■ Task goal
Transcribe all of the material exactly. Any picture in it should be left out.

.....

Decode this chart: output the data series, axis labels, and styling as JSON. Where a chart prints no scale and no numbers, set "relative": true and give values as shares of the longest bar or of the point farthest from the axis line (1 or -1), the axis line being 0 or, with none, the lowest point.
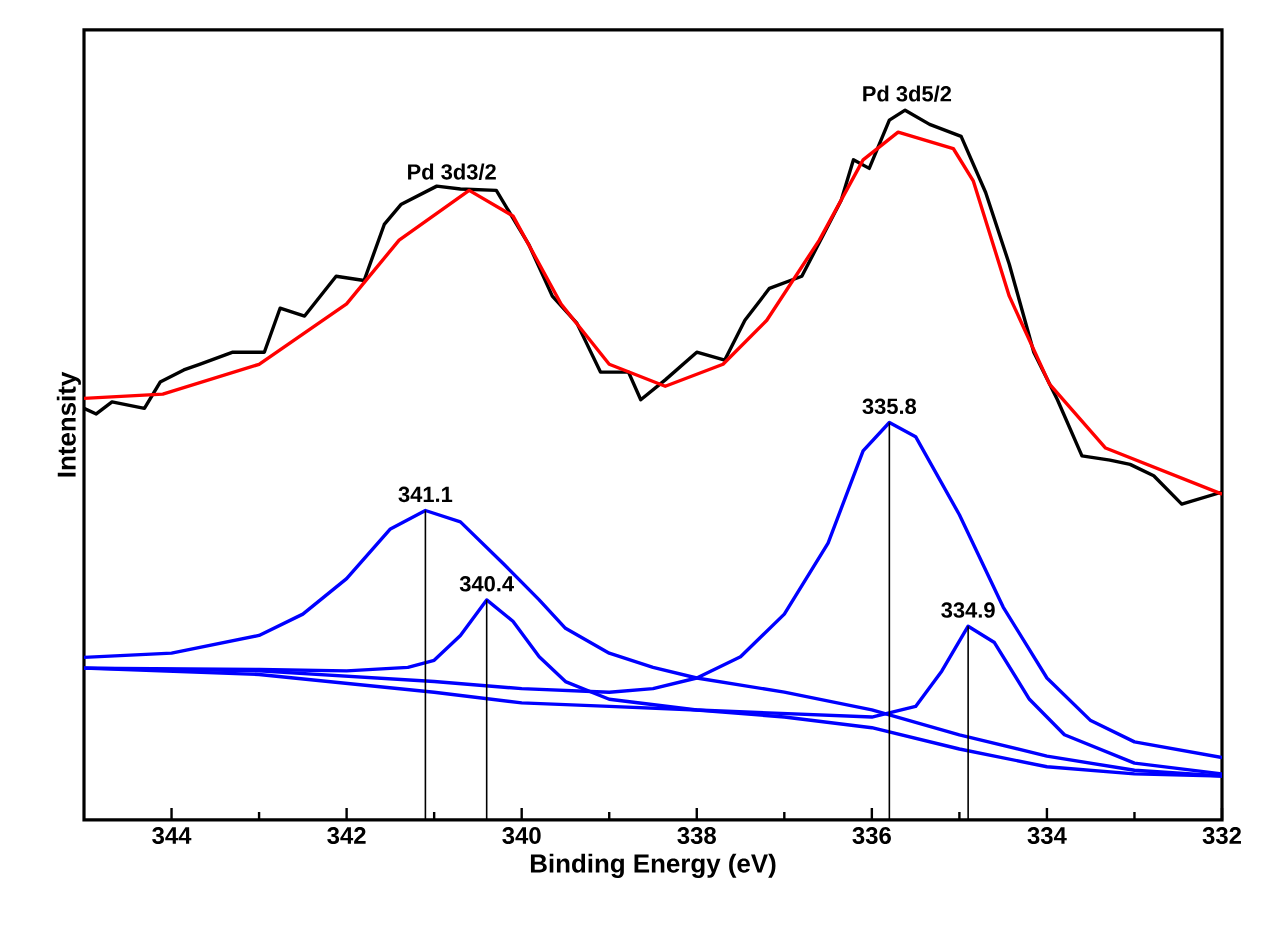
{
  "chart_data": {
    "type": "line",
    "relative": true,
    "xlabel": "Binding Energy (eV)",
    "ylabel": "Intensity",
    "xlim": [
      345,
      332
    ],
    "xticks": [
      344,
      342,
      340,
      338,
      336,
      334,
      332,
      {
        "value": 343,
        "label": null
      },
      {
        "value": 341,
        "label": null
      },
      {
        "value": 339,
        "label": null
      },
      {
        "value": 337,
        "label": null
      },
      {
        "value": 335,
        "label": null
      },
      {
        "value": 333,
        "label": null
      }
    ],
    "tick_labels": "x",
    "grid": false,
    "series": [
      {
        "color": "#000000",
        "x": [
          345,
          344.86,
          344.68,
          344.31,
          344.13,
          343.86,
          343.68,
          343.3,
          342.94,
          342.76,
          342.48,
          342.12,
          341.8,
          341.57,
          341.38,
          340.97,
          340.7,
          340.29,
          339.92,
          339.65,
          339.37,
          339.1,
          338.78,
          338.64,
          338.36,
          338.0,
          337.68,
          337.45,
          337.17,
          336.8,
          336.35,
          336.21,
          336.03,
          335.8,
          335.62,
          335.34,
          334.98,
          334.7,
          334.43,
          334.15,
          333.88,
          333.6,
          333.28,
          333.05,
          332.78,
          332.46,
          332
        ],
        "values": [
          0.58,
          0.572,
          0.589,
          0.58,
          0.617,
          0.634,
          0.642,
          0.659,
          0.659,
          0.721,
          0.71,
          0.766,
          0.76,
          0.839,
          0.867,
          0.893,
          0.889,
          0.887,
          0.811,
          0.738,
          0.7,
          0.631,
          0.631,
          0.592,
          0.62,
          0.659,
          0.648,
          0.704,
          0.749,
          0.766,
          0.873,
          0.93,
          0.918,
          0.986,
          1.0,
          0.98,
          0.963,
          0.884,
          0.783,
          0.659,
          0.592,
          0.513,
          0.507,
          0.501,
          0.485,
          0.445,
          0.462
        ]
      },
      {
        "color": "#ff0000",
        "x": [
          345,
          344.1,
          343,
          342,
          341.4,
          340.6,
          340.1,
          339.55,
          339,
          338.36,
          337.7,
          337.2,
          336.6,
          336.1,
          335.7,
          335.07,
          334.84,
          334.43,
          333.97,
          333.33,
          332
        ],
        "values": [
          0.594,
          0.6,
          0.642,
          0.727,
          0.817,
          0.887,
          0.851,
          0.727,
          0.642,
          0.611,
          0.642,
          0.704,
          0.817,
          0.93,
          0.969,
          0.946,
          0.9,
          0.738,
          0.614,
          0.524,
          0.459
        ]
      },
      {
        "color": "#0000ff",
        "x": [
          345,
          344,
          343,
          342.5,
          342,
          341.5,
          341.1,
          340.7,
          340.2,
          339.8,
          339.5,
          339,
          338.5,
          338,
          337,
          336,
          335,
          334,
          333,
          332
        ],
        "values": [
          0.229,
          0.235,
          0.26,
          0.29,
          0.34,
          0.41,
          0.436,
          0.42,
          0.36,
          0.31,
          0.27,
          0.235,
          0.215,
          0.2,
          0.18,
          0.155,
          0.12,
          0.09,
          0.07,
          0.062
        ]
      },
      {
        "color": "#0000ff",
        "x": [
          345,
          343,
          342,
          341.3,
          341,
          340.7,
          340.4,
          340.1,
          339.8,
          339.5,
          339,
          338,
          337,
          336,
          335,
          334,
          333,
          332
        ],
        "values": [
          0.214,
          0.212,
          0.21,
          0.215,
          0.225,
          0.26,
          0.31,
          0.28,
          0.23,
          0.195,
          0.17,
          0.155,
          0.145,
          0.13,
          0.1,
          0.075,
          0.065,
          0.062
        ]
      },
      {
        "color": "#0000ff",
        "x": [
          345,
          343,
          341,
          340,
          339,
          338.5,
          338,
          337.5,
          337,
          336.5,
          336.1,
          335.8,
          335.5,
          335,
          334.5,
          334,
          333.5,
          333,
          332
        ],
        "values": [
          0.214,
          0.21,
          0.195,
          0.185,
          0.18,
          0.185,
          0.2,
          0.23,
          0.29,
          0.39,
          0.52,
          0.56,
          0.54,
          0.43,
          0.3,
          0.2,
          0.14,
          0.11,
          0.088
        ]
      },
      {
        "color": "#0000ff",
        "x": [
          345,
          343,
          341,
          340,
          339,
          338,
          337,
          336,
          335.5,
          335.2,
          334.9,
          334.6,
          334.2,
          333.8,
          333,
          332
        ],
        "values": [
          0.214,
          0.205,
          0.18,
          0.165,
          0.16,
          0.155,
          0.15,
          0.145,
          0.16,
          0.21,
          0.273,
          0.25,
          0.17,
          0.12,
          0.08,
          0.065
        ]
      },
      {
        "color": "#000000",
        "x": [
          341.1,
          341.1
        ],
        "values": [
          0,
          0.436
        ]
      },
      {
        "color": "#000000",
        "x": [
          340.4,
          340.4
        ],
        "values": [
          0,
          0.31
        ]
      },
      {
        "color": "#000000",
        "x": [
          335.8,
          335.8
        ],
        "values": [
          0,
          0.56
        ]
      },
      {
        "color": "#000000",
        "x": [
          334.9,
          334.9
        ],
        "values": [
          0,
          0.273
        ]
      }
    ],
    "annotations": [
      {
        "text": "Pd 3d3/2",
        "x": 340.8,
        "y": 0.89
      },
      {
        "text": "Pd 3d5/2",
        "x": 335.6,
        "y": 1.0
      },
      {
        "text": "341.1",
        "x": 341.1,
        "y": 0.436
      },
      {
        "text": "340.4",
        "x": 340.4,
        "y": 0.31
      },
      {
        "text": "335.8",
        "x": 335.8,
        "y": 0.56
      },
      {
        "text": "334.9",
        "x": 334.9,
        "y": 0.273
      }
    ]
  }
}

.....

■ Full solution
Decode this chart: output the data series, axis labels, and styling as JSON. Where a chart prints no scale and no numbers, set "relative": true and give values as shares of the longest bar or of the point farthest from the axis line (1 or -1), the axis line being 0 or, with none, the lowest point.
{
  "chart_data": {
    "type": "line",
    "relative": true,
    "xlabel": "Binding Energy (eV)",
    "ylabel": "Intensity",
    "xlim": [
      345,
      332
    ],
    "xticks": [
      344,
      342,
      340,
      338,
      336,
      334,
      332,
      {
        "value": 343,
        "label": null
      },
      {
        "value": 341,
        "label": null
      },
      {
        "value": 339,
        "label": null
      },
      {
        "value": 337,
        "label": null
      },
      {
        "value": 335,
        "label": null
      },
      {
        "value": 333,
        "label": null
      }
    ],
    "tick_labels": "x",
    "grid": false,
    "series": [
      {
        "color": "#000000",
        "x": [
          345,
          344.86,
          344.68,
          344.31,
          344.13,
          343.86,
          343.68,
          343.3,
          342.94,
          342.76,
          342.48,
          342.12,
          341.8,
          341.57,
          341.38,
          340.97,
          340.7,
          340.29,
          339.92,
          339.65,
          339.37,
          339.1,
          338.78,
          338.64,
          338.36,
          338.0,
          337.68,
          337.45,
          337.17,
          336.8,
          336.35,
          336.21,
          336.03,
          335.8,
          335.62,
          335.34,
          334.98,
          334.7,
          334.43,
          334.15,
          333.88,
          333.6,
          333.28,
          333.05,
          332.78,
          332.46,
          332
        ],
        "values": [
          0.58,
          0.572,
          0.589,
          0.58,
          0.617,
          0.634,
          0.642,
          0.659,
          0.659,
          0.721,
          0.71,
          0.766,
          0.76,
          0.839,
          0.867,
          0.893,
          0.889,
          0.887,
          0.811,
          0.738,
          0.7,
          0.631,
          0.631,
          0.592,
          0.62,
          0.659,
          0.648,
          0.704,
          0.749,
          0.766,
          0.873,
          0.93,
          0.918,
          0.986,
          1.0,
          0.98,
          0.963,
          0.884,
          0.783,
          0.659,
          0.592,
          0.513,
          0.507,
          0.501,
          0.485,
          0.445,
          0.462
        ]
      },
      {
        "color": "#ff0000",
        "x": [
          345,
          344.1,
          343,
          342,
          341.4,
          340.6,
          340.1,
          339.55,
          339,
          338.36,
          337.7,
          337.2,
          336.6,
          336.1,
          335.7,
          335.07,
          334.84,
          334.43,
          333.97,
          333.33,
          332
        ],
        "values": [
          0.594,
          0.6,
          0.642,
          0.727,
          0.817,
          0.887,
          0.851,
          0.727,
          0.642,
          0.611,
          0.642,
          0.704,
          0.817,
          0.93,
          0.969,
          0.946,
          0.9,
          0.738,
          0.614,
          0.524,
          0.459
        ]
      },
      {
        "color": "#0000ff",
        "x": [
          345,
          344,
          343,
          342.5,
          342,
          341.5,
          341.1,
          340.7,
          340.2,
          339.8,
          339.5,
          339,
          338.5,
          338,
          337,
          336,
          335,
          334,
          333,
          332
        ],
        "values": [
          0.229,
          0.235,
          0.26,
          0.29,
          0.34,
          0.41,
          0.436,
          0.42,
          0.36,
          0.31,
          0.27,
          0.235,
          0.215,
          0.2,
          0.18,
          0.155,
          0.12,
          0.09,
          0.07,
          0.062
        ]
      },
      {
        "color": "#0000ff",
        "x": [
          345,
          343,
          342,
          341.3,
          341,
          340.7,
          340.4,
          340.1,
          339.8,
          339.5,
          339,
          338,
          337,
          336,
          335,
          334,
          333,
          332
        ],
        "values": [
          0.214,
          0.212,
          0.21,
          0.215,
          0.225,
          0.26,
          0.31,
          0.28,
          0.23,
          0.195,
          0.17,
          0.155,
          0.145,
          0.13,
          0.1,
          0.075,
          0.065,
          0.062
        ]
      },
      {
        "color": "#0000ff",
        "x": [
          345,
          343,
          341,
          340,
          339,
          338.5,
          338,
          337.5,
          337,
          336.5,
          336.1,
          335.8,
          335.5,
          335,
          334.5,
          334,
          333.5,
          333,
          332
        ],
        "values": [
          0.214,
          0.21,
          0.195,
          0.185,
          0.18,
          0.185,
          0.2,
          0.23,
          0.29,
          0.39,
          0.52,
          0.56,
          0.54,
          0.43,
          0.3,
          0.2,
          0.14,
          0.11,
          0.088
        ]
      },
      {
        "color": "#0000ff",
        "x": [
          345,
          343,
          341,
          340,
          339,
          338,
          337,
          336,
          335.5,
          335.2,
          334.9,
          334.6,
          334.2,
          333.8,
          333,
          332
        ],
        "values": [
          0.214,
          0.205,
          0.18,
          0.165,
          0.16,
          0.155,
          0.15,
          0.145,
          0.16,
          0.21,
          0.273,
          0.25,
          0.17,
          0.12,
          0.08,
          0.065
        ]
      },
      {
        "color": "#000000",
        "x": [
          341.1,
          341.1
        ],
        "values": [
          0,
          0.436
        ]
      },
      {
        "color": "#000000",
        "x": [
          340.4,
          340.4
        ],
        "values": [
          0,
          0.31
        ]
      },
      {
        "color": "#000000",
        "x": [
          335.8,
          335.8
        ],
        "values": [
          0,
          0.56
        ]
      },
      {
        "color": "#000000",
        "x": [
          334.9,
          334.9
        ],
        "values": [
          0,
          0.273
        ]
      }
    ],
    "annotations": [
      {
        "text": "Pd 3d3/2",
        "x": 340.8,
        "y": 0.89
      },
      {
        "text": "Pd 3d5/2",
        "x": 335.6,
        "y": 1.0
      },
      {
        "text": "341.1",
        "x": 341.1,
        "y": 0.436
      },
      {
        "text": "340.4",
        "x": 340.4,
        "y": 0.31
      },
      {
        "text": "335.8",
        "x": 335.8,
        "y": 0.56
      },
      {
        "text": "334.9",
        "x": 334.9,
        "y": 0.273
      }
    ]
  }
}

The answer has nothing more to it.